DIRECTION 1: According to the passage on the SMART Spaces pilot study, which university were the independent evaluators from?

SOURCE DOCUMENT:
## begin
The study tested three different versions of the SMART Spaces programme, where the same content was delivered with ‘spaces’ of 10 minutes, 24 hours or a combination of both.

The findings were encouraging. The independent evaluators from Queen’s University Belfast reported that the programme was successfully integrated into school timetables. Teachers said the ‘spaced’ lessons were easy to deliver and pupils appeared to respond well. The researchers also found some preliminary evidence that the most promising version of the programme uses both short 10-minute and longer 24-hour ‘spaces’.

This relatively small-scale pilot study was designed to find out whether SMART Spaces is ready for the rigours of a larger randomised controlled trial (RCT) to test its impact on improving pupil outcomes. The evaluation has given us the confidence to proceed. We are now funding an RCT, with the programme developers aiming to recruit 100 schools to take part. Half will receive the intervention and half will form a ‘business as usual’ control group, preparing students for their exams according to their normal practices. Measuring the difference in outcomes between these two groups will enable us to make a fair judgement of the programme’s impact.
## end
DIRECTION 2: In the records, rewrite everything from "Patent image size: (982, 824)." down to "The monitor 164 is at (697, 513).", replacing "pictorial diagram" with "schematic diagram" and leaving all else unchanged.

INFORMATION PROVIDED:
## begin
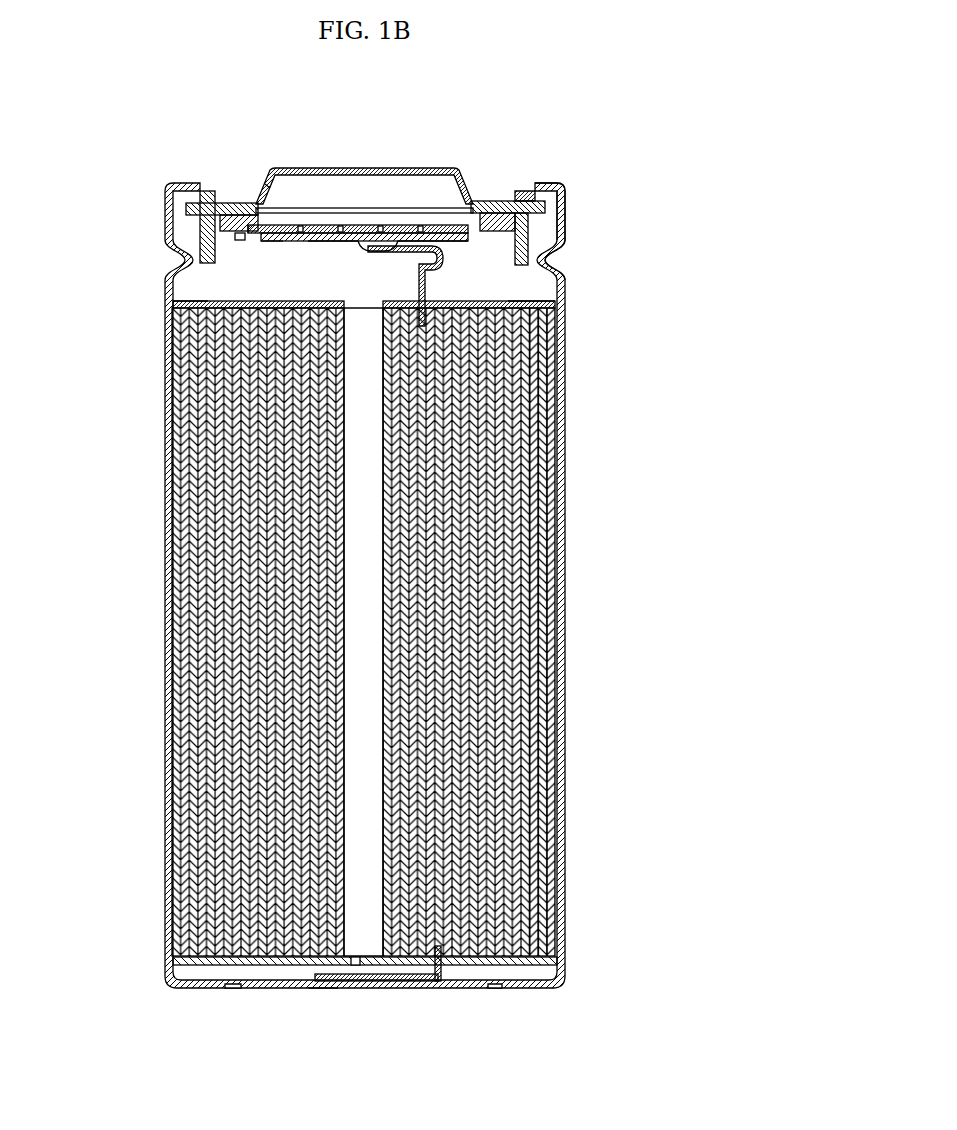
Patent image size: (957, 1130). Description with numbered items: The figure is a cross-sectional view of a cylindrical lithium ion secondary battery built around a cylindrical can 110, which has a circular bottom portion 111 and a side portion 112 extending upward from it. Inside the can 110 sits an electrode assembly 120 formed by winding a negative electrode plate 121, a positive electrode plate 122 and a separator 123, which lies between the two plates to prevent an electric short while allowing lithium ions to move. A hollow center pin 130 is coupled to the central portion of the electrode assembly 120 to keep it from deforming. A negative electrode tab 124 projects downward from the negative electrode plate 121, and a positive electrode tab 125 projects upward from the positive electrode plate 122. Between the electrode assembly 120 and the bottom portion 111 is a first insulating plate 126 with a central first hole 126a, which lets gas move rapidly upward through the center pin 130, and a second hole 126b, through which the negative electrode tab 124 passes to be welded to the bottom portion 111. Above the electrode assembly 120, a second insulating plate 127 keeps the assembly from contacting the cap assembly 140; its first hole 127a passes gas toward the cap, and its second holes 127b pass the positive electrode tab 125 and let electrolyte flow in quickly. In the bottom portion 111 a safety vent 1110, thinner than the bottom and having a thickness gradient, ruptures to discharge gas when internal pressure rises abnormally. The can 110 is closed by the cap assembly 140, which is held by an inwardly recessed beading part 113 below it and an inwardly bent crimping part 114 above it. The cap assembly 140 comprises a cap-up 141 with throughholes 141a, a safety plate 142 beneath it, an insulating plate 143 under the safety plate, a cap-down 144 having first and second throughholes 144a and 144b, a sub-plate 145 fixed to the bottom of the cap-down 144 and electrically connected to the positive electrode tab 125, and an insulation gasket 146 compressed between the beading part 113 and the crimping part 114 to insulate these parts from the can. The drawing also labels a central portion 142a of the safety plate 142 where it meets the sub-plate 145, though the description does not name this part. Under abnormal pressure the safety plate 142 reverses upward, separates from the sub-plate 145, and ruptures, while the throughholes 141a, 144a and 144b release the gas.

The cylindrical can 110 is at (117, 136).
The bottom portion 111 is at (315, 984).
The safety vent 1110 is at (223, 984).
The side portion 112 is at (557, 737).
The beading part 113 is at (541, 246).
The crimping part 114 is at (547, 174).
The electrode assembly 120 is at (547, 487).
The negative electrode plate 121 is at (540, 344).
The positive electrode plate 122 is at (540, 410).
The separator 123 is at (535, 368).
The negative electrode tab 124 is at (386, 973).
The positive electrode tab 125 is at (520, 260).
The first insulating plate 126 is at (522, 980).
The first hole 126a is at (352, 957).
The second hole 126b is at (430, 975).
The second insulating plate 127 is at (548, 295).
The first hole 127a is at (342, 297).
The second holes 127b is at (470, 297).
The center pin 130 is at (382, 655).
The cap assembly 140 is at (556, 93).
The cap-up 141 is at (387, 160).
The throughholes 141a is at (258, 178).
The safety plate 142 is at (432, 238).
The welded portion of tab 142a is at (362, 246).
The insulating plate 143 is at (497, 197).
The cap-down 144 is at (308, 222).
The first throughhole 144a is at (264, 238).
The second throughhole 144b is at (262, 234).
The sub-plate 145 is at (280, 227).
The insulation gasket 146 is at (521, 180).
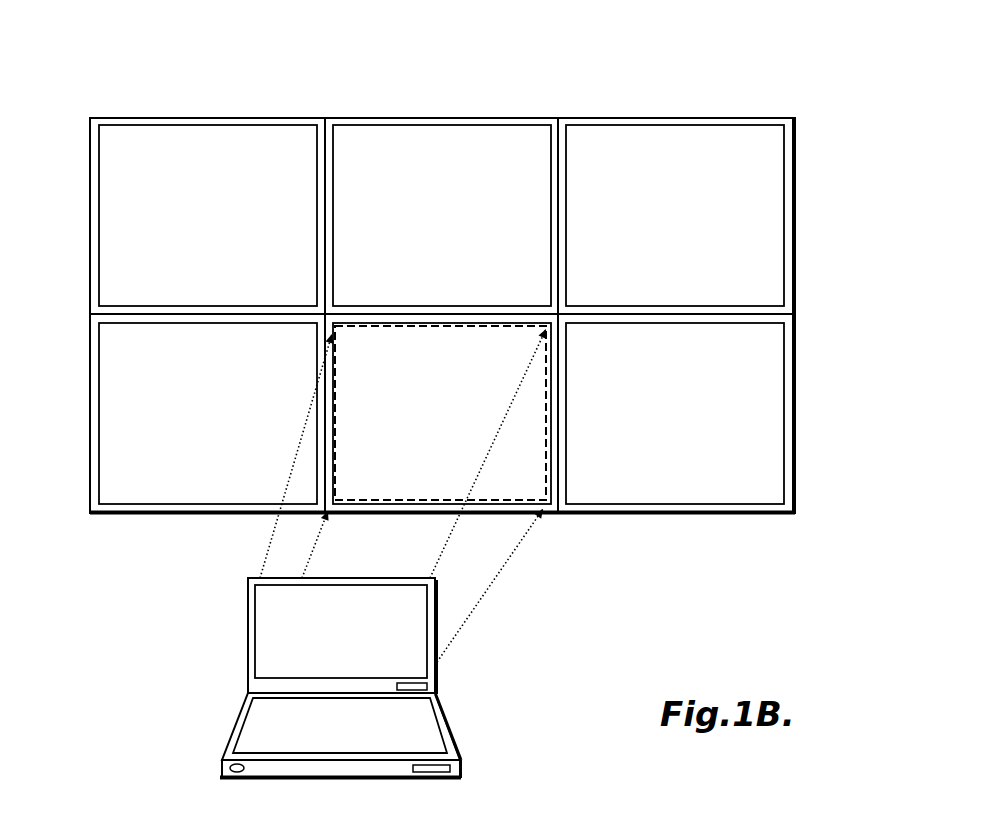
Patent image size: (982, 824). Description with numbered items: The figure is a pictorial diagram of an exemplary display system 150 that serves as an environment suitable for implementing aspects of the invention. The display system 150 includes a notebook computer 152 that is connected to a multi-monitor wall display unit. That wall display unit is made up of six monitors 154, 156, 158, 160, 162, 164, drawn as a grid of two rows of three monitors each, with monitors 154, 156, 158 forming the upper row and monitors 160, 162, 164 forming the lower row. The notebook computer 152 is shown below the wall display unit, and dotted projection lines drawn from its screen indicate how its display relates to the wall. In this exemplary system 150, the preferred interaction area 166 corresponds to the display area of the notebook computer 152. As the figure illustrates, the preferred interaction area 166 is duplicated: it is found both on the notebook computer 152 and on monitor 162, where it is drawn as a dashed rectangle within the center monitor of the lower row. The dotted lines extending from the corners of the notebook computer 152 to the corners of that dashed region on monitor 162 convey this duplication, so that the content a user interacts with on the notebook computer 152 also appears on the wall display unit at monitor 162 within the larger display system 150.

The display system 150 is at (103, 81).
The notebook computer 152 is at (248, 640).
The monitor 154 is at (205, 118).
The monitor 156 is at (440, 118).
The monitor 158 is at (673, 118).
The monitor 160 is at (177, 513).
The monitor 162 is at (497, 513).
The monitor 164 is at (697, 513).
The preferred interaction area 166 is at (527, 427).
## end
RIGHT ANSWER 1: Queen's University Belfast

RIGHT ANSWER 2:
Patent image size: (982, 824). Description with numbered items: The figure is a schematic diagram of an exemplary display system 150 that serves as an environment suitable for implementing aspects of the invention. The display system 150 includes a notebook computer 152 that is connected to a multi-monitor wall display unit. That wall display unit is made up of six monitors 154, 156, 158, 160, 162, 164, drawn as a grid of two rows of three monitors each, with monitors 154, 156, 158 forming the upper row and monitors 160, 162, 164 forming the lower row. The notebook computer 152 is shown below the wall display unit, and dotted projection lines drawn from its screen indicate how its display relates to the wall. In this exemplary system 150, the preferred interaction area 166 corresponds to the display area of the notebook computer 152. As the figure illustrates, the preferred interaction area 166 is duplicated: it is found both on the notebook computer 152 and on monitor 162, where it is drawn as a dashed rectangle within the center monitor of the lower row. The dotted lines extending from the corners of the notebook computer 152 to the corners of that dashed region on monitor 162 convey this duplication, so that the content a user interacts with on the notebook computer 152 also appears on the wall display unit at monitor 162 within the larger display system 150.

The display system 150 is at (103, 81).
The notebook computer 152 is at (248, 640).
The monitor 154 is at (205, 118).
The monitor 156 is at (440, 118).
The monitor 158 is at (673, 118).
The monitor 160 is at (177, 513).
The monitor 162 is at (497, 513).
The monitor 164 is at (697, 513).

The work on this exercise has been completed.